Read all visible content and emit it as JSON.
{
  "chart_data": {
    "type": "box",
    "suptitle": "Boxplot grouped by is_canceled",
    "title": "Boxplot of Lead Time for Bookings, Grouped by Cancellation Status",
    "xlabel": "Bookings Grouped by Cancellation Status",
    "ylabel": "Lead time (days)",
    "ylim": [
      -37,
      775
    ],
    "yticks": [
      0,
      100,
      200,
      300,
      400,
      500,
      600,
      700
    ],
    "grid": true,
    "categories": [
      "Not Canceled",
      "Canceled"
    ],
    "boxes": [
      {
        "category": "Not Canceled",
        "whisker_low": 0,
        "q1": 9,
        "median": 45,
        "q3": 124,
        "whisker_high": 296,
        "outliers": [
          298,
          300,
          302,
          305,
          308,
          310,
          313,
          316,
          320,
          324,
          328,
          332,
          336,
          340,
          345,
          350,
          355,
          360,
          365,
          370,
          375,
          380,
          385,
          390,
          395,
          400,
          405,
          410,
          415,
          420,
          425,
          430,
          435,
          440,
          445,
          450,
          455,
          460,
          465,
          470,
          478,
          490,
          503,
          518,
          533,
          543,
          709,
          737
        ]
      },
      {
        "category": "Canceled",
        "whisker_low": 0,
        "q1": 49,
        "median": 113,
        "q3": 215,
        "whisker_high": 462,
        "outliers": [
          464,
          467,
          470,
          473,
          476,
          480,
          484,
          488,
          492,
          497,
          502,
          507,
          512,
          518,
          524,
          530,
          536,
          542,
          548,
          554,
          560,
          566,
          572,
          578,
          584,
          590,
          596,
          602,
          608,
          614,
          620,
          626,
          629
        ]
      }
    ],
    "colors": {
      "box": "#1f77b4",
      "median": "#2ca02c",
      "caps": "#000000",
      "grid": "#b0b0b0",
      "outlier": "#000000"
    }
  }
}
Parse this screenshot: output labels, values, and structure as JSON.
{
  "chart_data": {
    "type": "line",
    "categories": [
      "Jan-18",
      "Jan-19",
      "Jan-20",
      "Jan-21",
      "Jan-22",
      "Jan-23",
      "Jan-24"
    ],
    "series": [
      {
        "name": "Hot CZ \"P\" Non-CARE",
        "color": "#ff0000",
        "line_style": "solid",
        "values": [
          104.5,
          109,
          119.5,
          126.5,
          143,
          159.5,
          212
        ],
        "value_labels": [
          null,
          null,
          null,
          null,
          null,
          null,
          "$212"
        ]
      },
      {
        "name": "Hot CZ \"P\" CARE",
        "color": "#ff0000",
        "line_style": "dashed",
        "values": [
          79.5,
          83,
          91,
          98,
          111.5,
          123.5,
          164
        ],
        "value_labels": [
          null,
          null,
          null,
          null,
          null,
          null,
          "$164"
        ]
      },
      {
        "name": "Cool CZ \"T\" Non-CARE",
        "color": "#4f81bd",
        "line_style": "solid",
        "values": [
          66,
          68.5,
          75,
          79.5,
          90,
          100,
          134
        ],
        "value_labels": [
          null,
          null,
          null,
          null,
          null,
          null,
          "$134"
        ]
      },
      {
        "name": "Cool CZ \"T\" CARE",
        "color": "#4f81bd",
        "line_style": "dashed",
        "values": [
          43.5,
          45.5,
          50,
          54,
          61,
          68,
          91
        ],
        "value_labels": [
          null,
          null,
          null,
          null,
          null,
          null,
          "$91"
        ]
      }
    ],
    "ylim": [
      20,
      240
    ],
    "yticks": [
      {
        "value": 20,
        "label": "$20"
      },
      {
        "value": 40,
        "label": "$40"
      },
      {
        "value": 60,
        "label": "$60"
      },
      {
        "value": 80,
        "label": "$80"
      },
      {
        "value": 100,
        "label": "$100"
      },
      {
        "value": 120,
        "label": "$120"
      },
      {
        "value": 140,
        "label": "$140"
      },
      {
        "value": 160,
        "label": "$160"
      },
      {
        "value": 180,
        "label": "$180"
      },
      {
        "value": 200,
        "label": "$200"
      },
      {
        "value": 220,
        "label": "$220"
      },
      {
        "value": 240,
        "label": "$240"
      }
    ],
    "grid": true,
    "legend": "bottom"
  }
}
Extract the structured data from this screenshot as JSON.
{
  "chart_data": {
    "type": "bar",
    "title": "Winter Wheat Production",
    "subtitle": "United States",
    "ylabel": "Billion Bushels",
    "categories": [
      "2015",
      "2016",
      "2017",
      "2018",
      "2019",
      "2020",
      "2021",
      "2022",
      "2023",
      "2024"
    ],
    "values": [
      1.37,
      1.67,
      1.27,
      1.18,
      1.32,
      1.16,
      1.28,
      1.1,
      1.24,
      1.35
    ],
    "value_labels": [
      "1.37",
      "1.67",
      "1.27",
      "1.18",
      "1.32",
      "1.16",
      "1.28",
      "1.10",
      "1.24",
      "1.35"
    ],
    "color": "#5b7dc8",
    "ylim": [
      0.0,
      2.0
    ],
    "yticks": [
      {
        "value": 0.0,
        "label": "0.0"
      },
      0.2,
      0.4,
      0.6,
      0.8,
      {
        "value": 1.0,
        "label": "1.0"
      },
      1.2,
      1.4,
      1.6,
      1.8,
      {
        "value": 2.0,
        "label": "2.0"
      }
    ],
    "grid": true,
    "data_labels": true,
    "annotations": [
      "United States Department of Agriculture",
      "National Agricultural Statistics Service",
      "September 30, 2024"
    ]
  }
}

* * * * *

What you will do:
Transcribe all of the entries without altering anything.

Exercise solution:
Read all visible content and emit it as JSON.
{
  "chart_data": {
    "type": "box",
    "suptitle": "Boxplot grouped by is_canceled",
    "title": "Boxplot of Lead Time for Bookings, Grouped by Cancellation Status",
    "xlabel": "Bookings Grouped by Cancellation Status",
    "ylabel": "Lead time (days)",
    "ylim": [
      -37,
      775
    ],
    "yticks": [
      0,
      100,
      200,
      300,
      400,
      500,
      600,
      700
    ],
    "grid": true,
    "categories": [
      "Not Canceled",
      "Canceled"
    ],
    "boxes": [
      {
        "category": "Not Canceled",
        "whisker_low": 0,
        "q1": 9,
        "median": 45,
        "q3": 124,
        "whisker_high": 296,
        "outliers": [
          298,
          300,
          302,
          305,
          308,
          310,
          313,
          316,
          320,
          324,
          328,
          332,
          336,
          340,
          345,
          350,
          355,
          360,
          365,
          370,
          375,
          380,
          385,
          390,
          395,
          400,
          405,
          410,
          415,
          420,
          425,
          430,
          435,
          440,
          445,
          450,
          455,
          460,
          465,
          470,
          478,
          490,
          503,
          518,
          533,
          543,
          709,
          737
        ]
      },
      {
        "category": "Canceled",
        "whisker_low": 0,
        "q1": 49,
        "median": 113,
        "q3": 215,
        "whisker_high": 462,
        "outliers": [
          464,
          467,
          470,
          473,
          476,
          480,
          484,
          488,
          492,
          497,
          502,
          507,
          512,
          518,
          524,
          530,
          536,
          542,
          548,
          554,
          560,
          566,
          572,
          578,
          584,
          590,
          596,
          602,
          608,
          614,
          620,
          626,
          629
        ]
      }
    ],
    "colors": {
      "box": "#1f77b4",
      "median": "#2ca02c",
      "caps": "#000000",
      "grid": "#b0b0b0",
      "outlier": "#000000"
    }
  }
}
Parse this screenshot: output labels, values, and structure as JSON.
{
  "chart_data": {
    "type": "line",
    "categories": [
      "Jan-18",
      "Jan-19",
      "Jan-20",
      "Jan-21",
      "Jan-22",
      "Jan-23",
      "Jan-24"
    ],
    "series": [
      {
        "name": "Hot CZ \"P\" Non-CARE",
        "color": "#ff0000",
        "line_style": "solid",
        "values": [
          104.5,
          109,
          119.5,
          126.5,
          143,
          159.5,
          212
        ],
        "value_labels": [
          null,
          null,
          null,
          null,
          null,
          null,
          "$212"
        ]
      },
      {
        "name": "Hot CZ \"P\" CARE",
        "color": "#ff0000",
        "line_style": "dashed",
        "values": [
          79.5,
          83,
          91,
          98,
          111.5,
          123.5,
          164
        ],
        "value_labels": [
          null,
          null,
          null,
          null,
          null,
          null,
          "$164"
        ]
      },
      {
        "name": "Cool CZ \"T\" Non-CARE",
        "color": "#4f81bd",
        "line_style": "solid",
        "values": [
          66,
          68.5,
          75,
          79.5,
          90,
          100,
          134
        ],
        "value_labels": [
          null,
          null,
          null,
          null,
          null,
          null,
          "$134"
        ]
      },
      {
        "name": "Cool CZ \"T\" CARE",
        "color": "#4f81bd",
        "line_style": "dashed",
        "values": [
          43.5,
          45.5,
          50,
          54,
          61,
          68,
          91
        ],
        "value_labels": [
          null,
          null,
          null,
          null,
          null,
          null,
          "$91"
        ]
      }
    ],
    "ylim": [
      20,
      240
    ],
    "yticks": [
      {
        "value": 20,
        "label": "$20"
      },
      {
        "value": 40,
        "label": "$40"
      },
      {
        "value": 60,
        "label": "$60"
      },
      {
        "value": 80,
        "label": "$80"
      },
      {
        "value": 100,
        "label": "$100"
      },
      {
        "value": 120,
        "label": "$120"
      },
      {
        "value": 140,
        "label": "$140"
      },
      {
        "value": 160,
        "label": "$160"
      },
      {
        "value": 180,
        "label": "$180"
      },
      {
        "value": 200,
        "label": "$200"
      },
      {
        "value": 220,
        "label": "$220"
      },
      {
        "value": 240,
        "label": "$240"
      }
    ],
    "grid": true,
    "legend": "bottom"
  }
}
Extract the structured data from this screenshot as JSON.
{
  "chart_data": {
    "type": "bar",
    "title": "Winter Wheat Production",
    "subtitle": "United States",
    "ylabel": "Billion Bushels",
    "categories": [
      "2015",
      "2016",
      "2017",
      "2018",
      "2019",
      "2020",
      "2021",
      "2022",
      "2023",
      "2024"
    ],
    "values": [
      1.37,
      1.67,
      1.27,
      1.18,
      1.32,
      1.16,
      1.28,
      1.1,
      1.24,
      1.35
    ],
    "value_labels": [
      "1.37",
      "1.67",
      "1.27",
      "1.18",
      "1.32",
      "1.16",
      "1.28",
      "1.10",
      "1.24",
      "1.35"
    ],
    "color": "#5b7dc8",
    "ylim": [
      0.0,
      2.0
    ],
    "yticks": [
      {
        "value": 0.0,
        "label": "0.0"
      },
      0.2,
      0.4,
      0.6,
      0.8,
      {
        "value": 1.0,
        "label": "1.0"
      },
      1.2,
      1.4,
      1.6,
      1.8,
      {
        "value": 2.0,
        "label": "2.0"
      }
    ],
    "grid": true,
    "data_labels": true,
    "annotations": [
      "United States Department of Agriculture",
      "National Agricultural Statistics Service",
      "September 30, 2024"
    ]
  }
}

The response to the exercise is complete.